### EXERCISE INSTRUCTIONS
Locate all lines with the word "create". Copy them.

————

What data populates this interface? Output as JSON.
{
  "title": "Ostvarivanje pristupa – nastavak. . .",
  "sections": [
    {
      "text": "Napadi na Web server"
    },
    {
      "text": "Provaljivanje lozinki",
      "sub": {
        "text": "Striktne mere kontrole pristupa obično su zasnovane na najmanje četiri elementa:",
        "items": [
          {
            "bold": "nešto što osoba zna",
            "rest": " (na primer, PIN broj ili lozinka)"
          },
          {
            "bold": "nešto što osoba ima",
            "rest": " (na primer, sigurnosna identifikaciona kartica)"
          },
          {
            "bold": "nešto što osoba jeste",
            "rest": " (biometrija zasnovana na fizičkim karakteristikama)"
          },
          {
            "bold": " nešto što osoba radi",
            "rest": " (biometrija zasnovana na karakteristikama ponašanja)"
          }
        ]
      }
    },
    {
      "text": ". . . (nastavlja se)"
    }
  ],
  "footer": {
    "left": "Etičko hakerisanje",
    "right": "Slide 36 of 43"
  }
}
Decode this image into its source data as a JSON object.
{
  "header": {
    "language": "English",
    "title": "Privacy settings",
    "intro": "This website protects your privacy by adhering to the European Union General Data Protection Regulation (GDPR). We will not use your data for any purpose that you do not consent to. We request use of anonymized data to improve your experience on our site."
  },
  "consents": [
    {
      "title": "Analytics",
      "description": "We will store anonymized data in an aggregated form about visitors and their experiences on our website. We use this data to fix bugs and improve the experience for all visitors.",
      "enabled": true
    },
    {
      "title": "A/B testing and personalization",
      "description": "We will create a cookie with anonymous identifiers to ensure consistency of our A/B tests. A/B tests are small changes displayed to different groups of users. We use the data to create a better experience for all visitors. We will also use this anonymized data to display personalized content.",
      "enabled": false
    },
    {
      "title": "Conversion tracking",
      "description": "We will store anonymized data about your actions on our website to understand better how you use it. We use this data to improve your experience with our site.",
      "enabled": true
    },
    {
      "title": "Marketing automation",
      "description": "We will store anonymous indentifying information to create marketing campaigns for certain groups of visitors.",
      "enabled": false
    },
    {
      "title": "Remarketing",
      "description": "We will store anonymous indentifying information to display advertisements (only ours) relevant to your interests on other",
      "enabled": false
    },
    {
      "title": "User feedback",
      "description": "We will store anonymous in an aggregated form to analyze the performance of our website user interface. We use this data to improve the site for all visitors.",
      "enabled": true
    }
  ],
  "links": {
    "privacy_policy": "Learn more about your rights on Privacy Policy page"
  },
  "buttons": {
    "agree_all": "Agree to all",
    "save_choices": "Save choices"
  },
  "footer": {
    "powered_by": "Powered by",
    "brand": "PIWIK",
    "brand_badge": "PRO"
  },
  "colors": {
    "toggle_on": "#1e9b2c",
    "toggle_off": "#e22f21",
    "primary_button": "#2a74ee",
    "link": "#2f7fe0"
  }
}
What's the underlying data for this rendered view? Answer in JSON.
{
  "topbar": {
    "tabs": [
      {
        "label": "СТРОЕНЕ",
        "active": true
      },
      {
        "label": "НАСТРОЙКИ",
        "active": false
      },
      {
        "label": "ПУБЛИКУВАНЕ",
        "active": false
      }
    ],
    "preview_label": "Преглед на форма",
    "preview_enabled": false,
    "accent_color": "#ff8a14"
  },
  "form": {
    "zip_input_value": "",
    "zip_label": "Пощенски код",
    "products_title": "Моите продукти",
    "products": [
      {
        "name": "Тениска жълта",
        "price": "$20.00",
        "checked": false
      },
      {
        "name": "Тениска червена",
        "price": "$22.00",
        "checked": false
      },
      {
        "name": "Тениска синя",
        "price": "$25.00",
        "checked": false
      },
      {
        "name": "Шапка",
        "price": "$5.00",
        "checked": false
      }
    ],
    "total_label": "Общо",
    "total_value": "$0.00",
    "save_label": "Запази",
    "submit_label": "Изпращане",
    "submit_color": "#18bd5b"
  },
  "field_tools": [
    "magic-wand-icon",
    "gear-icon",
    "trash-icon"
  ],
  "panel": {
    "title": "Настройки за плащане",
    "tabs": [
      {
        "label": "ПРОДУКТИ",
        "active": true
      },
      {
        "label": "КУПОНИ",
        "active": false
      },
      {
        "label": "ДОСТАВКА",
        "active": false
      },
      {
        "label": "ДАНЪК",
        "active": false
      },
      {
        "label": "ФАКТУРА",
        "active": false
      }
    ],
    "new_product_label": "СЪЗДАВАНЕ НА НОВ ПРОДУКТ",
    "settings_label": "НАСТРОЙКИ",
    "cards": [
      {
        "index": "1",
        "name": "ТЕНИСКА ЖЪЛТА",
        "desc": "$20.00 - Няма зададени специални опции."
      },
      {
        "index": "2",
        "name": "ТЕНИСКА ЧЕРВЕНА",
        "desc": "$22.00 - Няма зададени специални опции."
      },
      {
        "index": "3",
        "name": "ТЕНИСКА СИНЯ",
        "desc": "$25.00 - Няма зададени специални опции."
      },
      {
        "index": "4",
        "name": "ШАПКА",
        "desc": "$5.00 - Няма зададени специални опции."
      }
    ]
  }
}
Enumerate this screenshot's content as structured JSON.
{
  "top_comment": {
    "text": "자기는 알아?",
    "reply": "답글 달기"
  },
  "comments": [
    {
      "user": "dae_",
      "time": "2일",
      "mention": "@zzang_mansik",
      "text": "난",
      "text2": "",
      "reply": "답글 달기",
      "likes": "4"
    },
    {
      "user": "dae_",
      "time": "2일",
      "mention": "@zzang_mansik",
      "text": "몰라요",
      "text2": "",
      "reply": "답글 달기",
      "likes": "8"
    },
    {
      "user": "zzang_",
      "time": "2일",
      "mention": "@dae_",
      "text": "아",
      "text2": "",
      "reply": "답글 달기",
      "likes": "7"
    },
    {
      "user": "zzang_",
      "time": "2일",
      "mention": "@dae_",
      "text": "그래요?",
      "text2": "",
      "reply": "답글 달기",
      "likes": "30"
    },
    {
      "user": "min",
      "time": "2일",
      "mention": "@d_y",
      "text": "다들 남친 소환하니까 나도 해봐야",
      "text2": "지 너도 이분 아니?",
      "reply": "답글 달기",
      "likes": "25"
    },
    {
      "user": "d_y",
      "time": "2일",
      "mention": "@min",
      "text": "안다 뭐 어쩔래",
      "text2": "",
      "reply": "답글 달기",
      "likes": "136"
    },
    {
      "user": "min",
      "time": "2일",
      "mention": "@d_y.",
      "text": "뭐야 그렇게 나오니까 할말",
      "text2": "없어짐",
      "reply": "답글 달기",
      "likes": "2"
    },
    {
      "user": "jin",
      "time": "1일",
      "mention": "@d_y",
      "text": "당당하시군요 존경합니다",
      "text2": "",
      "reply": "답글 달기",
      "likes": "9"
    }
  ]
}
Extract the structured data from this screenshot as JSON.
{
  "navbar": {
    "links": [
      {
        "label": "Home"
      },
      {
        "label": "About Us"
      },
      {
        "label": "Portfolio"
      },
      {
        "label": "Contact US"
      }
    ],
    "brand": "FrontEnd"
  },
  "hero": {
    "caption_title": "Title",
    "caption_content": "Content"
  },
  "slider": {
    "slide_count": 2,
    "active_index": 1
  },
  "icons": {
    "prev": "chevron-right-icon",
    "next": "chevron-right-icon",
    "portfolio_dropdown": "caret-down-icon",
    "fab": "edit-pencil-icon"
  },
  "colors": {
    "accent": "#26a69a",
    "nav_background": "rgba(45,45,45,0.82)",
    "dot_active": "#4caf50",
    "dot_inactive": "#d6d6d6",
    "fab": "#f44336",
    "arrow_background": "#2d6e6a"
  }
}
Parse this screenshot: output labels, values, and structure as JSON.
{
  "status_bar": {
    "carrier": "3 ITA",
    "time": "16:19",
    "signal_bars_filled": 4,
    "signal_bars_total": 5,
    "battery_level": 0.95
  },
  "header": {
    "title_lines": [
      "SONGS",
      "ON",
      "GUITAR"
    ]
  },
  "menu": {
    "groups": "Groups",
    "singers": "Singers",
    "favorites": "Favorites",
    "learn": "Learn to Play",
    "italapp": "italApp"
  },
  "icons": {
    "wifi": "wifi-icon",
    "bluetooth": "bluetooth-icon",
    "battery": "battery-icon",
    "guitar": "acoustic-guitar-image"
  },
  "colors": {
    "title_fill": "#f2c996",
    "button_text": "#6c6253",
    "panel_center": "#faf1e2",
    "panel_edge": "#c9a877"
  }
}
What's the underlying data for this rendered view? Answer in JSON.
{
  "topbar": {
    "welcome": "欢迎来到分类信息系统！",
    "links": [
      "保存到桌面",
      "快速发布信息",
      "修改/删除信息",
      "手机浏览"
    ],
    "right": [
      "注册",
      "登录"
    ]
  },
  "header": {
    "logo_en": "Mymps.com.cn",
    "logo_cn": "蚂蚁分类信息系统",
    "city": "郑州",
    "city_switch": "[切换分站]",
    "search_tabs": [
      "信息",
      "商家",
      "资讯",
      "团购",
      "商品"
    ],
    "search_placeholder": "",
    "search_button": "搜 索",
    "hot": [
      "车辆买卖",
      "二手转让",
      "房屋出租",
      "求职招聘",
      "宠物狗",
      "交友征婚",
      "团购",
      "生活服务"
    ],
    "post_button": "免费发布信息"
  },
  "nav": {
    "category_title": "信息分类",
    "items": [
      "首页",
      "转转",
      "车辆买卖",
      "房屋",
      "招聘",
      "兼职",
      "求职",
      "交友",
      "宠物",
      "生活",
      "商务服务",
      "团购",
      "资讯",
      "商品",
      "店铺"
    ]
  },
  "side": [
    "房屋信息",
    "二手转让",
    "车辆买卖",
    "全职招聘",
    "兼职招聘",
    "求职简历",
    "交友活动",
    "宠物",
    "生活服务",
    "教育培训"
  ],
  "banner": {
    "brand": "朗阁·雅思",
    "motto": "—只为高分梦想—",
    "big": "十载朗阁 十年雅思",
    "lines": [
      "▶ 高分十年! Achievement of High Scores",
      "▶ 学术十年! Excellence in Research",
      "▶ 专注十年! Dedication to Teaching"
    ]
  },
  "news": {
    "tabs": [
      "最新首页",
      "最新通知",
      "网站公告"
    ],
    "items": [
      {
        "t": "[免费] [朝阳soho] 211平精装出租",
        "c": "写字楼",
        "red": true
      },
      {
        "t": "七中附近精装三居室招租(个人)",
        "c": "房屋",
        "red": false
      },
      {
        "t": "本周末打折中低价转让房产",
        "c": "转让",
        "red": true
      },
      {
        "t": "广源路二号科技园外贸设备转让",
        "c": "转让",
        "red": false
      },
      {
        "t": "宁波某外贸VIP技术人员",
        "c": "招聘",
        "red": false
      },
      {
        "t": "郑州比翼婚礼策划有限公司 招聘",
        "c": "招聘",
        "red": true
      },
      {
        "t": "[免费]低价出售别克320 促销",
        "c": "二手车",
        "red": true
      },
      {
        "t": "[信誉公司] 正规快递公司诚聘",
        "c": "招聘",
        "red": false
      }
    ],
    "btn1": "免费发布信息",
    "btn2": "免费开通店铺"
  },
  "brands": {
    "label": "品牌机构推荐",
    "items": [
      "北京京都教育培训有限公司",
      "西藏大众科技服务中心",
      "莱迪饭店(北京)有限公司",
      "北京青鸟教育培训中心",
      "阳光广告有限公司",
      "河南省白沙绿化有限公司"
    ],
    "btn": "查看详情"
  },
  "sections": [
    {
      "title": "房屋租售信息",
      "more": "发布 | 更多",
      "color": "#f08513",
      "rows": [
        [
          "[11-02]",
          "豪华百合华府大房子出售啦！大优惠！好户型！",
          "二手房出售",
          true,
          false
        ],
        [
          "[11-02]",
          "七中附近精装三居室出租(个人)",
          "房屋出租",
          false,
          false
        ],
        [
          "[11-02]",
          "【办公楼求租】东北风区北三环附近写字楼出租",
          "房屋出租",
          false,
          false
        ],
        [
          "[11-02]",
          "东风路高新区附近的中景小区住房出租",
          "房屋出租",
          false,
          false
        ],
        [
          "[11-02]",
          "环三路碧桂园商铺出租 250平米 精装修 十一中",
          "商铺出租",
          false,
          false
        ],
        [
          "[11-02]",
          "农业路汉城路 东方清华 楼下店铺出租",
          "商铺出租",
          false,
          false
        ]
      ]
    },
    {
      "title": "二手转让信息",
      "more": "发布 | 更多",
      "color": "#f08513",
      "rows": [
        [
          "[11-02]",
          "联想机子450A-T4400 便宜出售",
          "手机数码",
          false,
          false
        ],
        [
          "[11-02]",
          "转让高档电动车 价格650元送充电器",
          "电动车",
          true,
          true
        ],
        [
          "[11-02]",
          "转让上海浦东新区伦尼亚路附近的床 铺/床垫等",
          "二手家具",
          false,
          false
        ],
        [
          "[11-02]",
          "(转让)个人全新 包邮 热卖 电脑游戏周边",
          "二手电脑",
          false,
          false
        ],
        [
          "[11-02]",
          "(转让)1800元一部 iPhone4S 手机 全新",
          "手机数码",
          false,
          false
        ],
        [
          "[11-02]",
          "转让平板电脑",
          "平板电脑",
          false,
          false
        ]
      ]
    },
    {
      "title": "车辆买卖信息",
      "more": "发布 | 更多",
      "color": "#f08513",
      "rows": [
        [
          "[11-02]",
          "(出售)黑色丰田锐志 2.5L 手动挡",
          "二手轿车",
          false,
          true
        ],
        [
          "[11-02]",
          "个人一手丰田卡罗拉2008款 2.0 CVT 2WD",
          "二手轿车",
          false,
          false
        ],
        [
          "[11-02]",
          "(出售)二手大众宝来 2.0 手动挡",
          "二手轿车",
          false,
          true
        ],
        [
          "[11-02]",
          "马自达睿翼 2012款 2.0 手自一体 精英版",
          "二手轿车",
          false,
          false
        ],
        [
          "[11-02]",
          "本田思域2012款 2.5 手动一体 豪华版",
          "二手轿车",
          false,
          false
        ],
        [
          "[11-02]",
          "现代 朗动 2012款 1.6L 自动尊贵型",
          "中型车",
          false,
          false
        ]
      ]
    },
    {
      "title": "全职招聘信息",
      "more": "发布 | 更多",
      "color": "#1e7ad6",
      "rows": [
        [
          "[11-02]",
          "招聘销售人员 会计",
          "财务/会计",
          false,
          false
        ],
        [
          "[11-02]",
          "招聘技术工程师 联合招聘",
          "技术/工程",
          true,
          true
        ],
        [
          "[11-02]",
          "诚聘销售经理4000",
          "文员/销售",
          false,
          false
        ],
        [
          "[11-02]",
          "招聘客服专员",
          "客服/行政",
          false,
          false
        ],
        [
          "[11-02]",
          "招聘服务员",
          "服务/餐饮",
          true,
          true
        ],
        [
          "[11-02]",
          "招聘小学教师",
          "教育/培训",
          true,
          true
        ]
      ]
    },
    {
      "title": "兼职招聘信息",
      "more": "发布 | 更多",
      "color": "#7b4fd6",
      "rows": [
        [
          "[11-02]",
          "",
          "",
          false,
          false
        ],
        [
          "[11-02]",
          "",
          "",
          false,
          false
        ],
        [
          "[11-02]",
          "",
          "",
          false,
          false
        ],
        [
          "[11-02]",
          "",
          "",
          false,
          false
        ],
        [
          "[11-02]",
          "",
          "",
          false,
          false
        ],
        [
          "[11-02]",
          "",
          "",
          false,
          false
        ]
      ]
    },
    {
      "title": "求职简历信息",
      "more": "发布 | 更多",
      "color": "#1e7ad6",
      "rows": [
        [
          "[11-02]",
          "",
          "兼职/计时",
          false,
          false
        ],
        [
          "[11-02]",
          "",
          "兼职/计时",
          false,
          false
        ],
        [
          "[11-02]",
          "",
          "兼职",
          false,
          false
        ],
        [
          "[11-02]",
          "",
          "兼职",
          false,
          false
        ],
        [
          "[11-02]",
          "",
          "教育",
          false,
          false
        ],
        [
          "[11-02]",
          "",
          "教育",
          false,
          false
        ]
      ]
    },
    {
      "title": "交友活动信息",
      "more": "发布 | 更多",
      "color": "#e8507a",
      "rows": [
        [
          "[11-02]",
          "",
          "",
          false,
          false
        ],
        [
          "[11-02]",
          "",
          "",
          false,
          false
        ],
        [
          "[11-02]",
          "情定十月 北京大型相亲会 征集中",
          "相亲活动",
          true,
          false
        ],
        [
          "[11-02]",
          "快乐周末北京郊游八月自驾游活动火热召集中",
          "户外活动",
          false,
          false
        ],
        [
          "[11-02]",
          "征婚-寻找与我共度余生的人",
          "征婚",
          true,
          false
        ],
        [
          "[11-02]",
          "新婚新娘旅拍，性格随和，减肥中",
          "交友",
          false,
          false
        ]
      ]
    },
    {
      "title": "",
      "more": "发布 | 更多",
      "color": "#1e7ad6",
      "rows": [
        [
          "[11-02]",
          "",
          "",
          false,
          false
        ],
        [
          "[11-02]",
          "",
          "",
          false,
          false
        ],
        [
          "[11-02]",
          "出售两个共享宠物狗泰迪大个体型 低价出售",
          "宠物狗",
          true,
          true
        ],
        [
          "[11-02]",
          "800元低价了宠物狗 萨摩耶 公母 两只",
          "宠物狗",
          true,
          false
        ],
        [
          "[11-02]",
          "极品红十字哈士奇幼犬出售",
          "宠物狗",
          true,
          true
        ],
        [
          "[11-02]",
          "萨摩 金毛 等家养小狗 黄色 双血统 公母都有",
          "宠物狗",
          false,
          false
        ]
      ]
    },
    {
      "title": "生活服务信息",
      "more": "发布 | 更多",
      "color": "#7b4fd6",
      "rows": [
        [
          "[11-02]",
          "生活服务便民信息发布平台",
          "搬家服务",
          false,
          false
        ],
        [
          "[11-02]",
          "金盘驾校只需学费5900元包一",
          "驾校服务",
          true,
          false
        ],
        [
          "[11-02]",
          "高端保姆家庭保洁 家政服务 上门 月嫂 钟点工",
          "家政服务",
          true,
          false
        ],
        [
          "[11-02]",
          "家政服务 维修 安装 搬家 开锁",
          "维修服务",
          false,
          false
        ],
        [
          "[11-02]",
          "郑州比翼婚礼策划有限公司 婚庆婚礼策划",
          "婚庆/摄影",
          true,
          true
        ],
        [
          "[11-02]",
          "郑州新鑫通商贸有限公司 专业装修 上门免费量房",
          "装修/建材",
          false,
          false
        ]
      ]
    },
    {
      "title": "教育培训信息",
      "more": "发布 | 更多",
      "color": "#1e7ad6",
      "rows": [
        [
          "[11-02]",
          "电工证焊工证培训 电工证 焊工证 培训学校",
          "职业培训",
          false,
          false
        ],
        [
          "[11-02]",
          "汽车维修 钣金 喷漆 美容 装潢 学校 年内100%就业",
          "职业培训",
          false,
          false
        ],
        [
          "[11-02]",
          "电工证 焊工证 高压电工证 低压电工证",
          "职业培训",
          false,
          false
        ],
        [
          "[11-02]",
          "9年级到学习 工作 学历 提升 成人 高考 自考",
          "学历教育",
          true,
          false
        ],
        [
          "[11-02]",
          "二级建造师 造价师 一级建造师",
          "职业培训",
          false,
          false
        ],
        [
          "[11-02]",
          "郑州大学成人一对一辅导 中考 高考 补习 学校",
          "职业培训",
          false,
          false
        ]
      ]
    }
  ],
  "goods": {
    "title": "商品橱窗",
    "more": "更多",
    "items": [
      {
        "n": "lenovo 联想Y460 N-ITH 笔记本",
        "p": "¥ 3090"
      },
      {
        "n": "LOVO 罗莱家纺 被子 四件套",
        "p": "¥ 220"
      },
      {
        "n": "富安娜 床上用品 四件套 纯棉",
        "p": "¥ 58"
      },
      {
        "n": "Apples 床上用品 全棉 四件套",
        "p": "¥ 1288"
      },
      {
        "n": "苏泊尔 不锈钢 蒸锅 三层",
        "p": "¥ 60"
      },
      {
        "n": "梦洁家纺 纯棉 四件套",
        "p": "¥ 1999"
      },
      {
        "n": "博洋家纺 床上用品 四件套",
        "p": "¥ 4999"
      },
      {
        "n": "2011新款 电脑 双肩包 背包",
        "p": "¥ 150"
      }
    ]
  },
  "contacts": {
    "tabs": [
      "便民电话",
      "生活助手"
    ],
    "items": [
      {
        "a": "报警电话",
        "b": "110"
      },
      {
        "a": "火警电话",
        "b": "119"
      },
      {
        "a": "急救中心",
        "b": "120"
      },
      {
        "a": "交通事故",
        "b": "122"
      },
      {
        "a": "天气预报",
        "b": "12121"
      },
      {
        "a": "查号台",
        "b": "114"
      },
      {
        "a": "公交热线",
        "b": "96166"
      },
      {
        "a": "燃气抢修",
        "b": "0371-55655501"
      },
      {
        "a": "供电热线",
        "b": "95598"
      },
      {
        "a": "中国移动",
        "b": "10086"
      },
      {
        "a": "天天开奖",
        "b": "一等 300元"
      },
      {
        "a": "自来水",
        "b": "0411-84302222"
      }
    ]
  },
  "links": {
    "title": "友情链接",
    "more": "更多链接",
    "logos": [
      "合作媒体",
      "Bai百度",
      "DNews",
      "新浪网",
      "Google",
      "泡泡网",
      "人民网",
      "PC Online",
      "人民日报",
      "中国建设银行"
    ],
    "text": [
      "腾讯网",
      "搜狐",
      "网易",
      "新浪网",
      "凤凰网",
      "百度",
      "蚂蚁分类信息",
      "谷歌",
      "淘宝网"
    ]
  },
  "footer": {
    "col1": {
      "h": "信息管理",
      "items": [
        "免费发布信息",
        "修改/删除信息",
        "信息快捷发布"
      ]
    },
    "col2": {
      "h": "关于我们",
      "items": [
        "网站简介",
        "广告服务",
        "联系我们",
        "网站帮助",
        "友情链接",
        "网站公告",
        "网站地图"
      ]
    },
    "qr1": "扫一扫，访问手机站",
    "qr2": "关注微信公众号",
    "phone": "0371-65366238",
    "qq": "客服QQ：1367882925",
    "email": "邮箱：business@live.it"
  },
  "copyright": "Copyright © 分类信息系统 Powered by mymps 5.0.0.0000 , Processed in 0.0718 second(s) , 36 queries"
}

————

### REPLY
      "description": "We will create a cookie with anonymous identifiers to ensure consistency of our A/B tests. A/B tests are small changes displayed to different groups of users. We use the data to create a better experience for all visitors. We will also use this anonymized data to display personalized content.",
      "description": "We will store anonymous indentifying information to create marketing campaigns for certain groups of visitors.",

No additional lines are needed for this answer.